── Dataset ──

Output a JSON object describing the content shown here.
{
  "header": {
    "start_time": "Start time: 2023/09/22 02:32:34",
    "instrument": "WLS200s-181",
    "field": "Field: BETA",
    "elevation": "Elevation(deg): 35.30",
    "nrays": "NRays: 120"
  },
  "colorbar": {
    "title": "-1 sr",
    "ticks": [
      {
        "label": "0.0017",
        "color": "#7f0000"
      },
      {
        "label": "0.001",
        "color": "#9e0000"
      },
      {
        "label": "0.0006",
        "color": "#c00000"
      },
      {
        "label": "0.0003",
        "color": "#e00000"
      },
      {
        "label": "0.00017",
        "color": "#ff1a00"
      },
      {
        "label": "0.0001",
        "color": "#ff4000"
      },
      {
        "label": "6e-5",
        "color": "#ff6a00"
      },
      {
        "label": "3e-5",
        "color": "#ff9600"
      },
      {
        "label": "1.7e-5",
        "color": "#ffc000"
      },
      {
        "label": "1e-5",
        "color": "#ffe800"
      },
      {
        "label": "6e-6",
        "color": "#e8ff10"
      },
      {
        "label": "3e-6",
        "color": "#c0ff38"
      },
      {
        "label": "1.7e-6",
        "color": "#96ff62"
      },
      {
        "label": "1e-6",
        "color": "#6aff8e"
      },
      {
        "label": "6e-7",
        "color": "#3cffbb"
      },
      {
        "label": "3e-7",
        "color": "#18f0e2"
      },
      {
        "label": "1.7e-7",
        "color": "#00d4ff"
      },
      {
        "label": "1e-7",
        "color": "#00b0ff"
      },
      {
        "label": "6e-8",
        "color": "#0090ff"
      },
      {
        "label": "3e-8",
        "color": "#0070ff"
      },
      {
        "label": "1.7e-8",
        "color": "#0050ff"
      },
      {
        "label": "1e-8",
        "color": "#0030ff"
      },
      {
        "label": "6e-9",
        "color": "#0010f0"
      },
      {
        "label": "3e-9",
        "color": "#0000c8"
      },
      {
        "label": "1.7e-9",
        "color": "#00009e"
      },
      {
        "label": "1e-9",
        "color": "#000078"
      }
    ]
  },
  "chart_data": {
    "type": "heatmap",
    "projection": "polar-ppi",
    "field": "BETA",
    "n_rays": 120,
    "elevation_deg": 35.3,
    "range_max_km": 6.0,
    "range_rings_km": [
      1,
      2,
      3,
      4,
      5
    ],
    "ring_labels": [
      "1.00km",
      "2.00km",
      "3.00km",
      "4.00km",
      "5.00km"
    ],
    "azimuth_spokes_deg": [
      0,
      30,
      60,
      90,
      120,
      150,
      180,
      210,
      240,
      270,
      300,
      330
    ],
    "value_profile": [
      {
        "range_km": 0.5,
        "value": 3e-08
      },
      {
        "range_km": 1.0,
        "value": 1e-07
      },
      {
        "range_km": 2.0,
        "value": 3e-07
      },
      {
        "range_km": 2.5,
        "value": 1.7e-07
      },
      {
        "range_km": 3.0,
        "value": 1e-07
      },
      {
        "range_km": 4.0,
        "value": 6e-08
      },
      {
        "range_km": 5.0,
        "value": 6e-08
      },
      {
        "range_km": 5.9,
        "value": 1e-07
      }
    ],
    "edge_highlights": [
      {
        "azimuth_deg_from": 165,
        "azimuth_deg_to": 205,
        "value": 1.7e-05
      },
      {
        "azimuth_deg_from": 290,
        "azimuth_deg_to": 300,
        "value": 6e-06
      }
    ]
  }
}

───
── Dataset ──

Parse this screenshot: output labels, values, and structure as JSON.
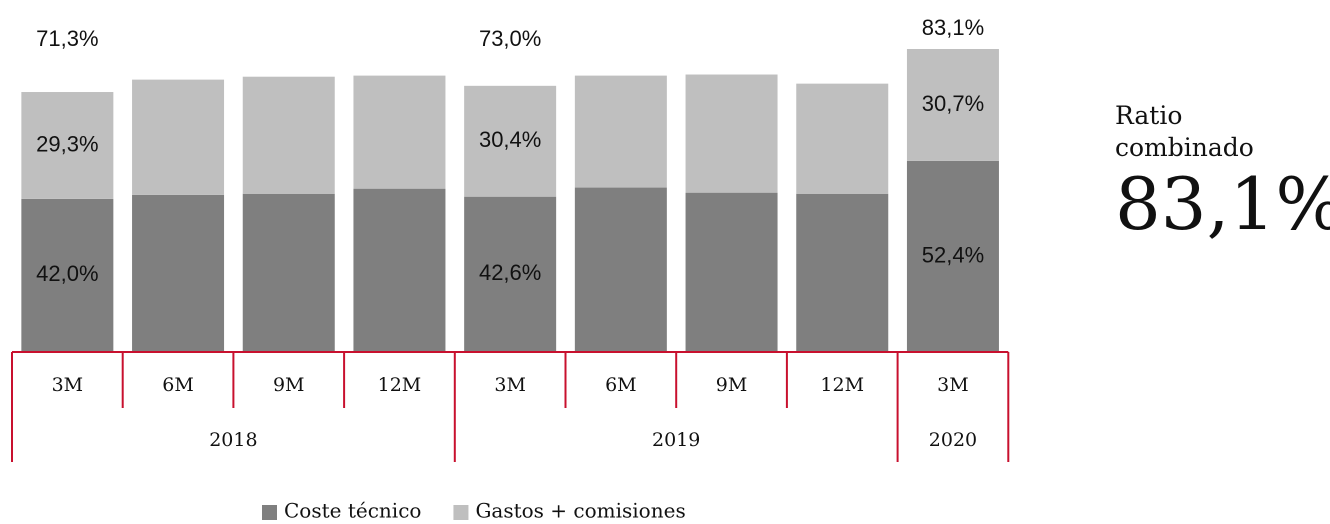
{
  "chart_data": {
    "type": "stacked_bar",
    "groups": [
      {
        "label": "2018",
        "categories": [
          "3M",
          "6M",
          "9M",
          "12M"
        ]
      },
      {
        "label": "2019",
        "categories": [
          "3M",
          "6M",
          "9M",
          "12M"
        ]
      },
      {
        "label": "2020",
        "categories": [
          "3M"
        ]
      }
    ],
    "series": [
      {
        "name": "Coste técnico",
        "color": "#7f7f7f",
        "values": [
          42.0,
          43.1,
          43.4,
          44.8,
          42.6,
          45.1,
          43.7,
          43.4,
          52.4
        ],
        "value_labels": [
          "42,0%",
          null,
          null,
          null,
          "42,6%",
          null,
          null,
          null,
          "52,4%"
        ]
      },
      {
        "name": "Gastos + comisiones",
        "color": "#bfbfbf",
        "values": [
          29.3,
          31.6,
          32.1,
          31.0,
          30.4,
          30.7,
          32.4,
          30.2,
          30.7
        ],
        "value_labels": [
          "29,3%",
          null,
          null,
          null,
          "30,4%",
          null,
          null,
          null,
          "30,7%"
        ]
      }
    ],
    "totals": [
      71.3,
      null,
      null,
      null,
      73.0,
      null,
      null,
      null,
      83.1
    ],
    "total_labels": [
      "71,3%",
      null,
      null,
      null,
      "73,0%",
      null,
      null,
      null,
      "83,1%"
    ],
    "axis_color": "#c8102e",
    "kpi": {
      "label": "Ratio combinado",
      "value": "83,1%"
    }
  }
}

───

Requirements: Scan the material above. Copy each line that holds the word "name".

Answer:
        "name": "Coste técnico",
        "name": "Gastos + comisiones",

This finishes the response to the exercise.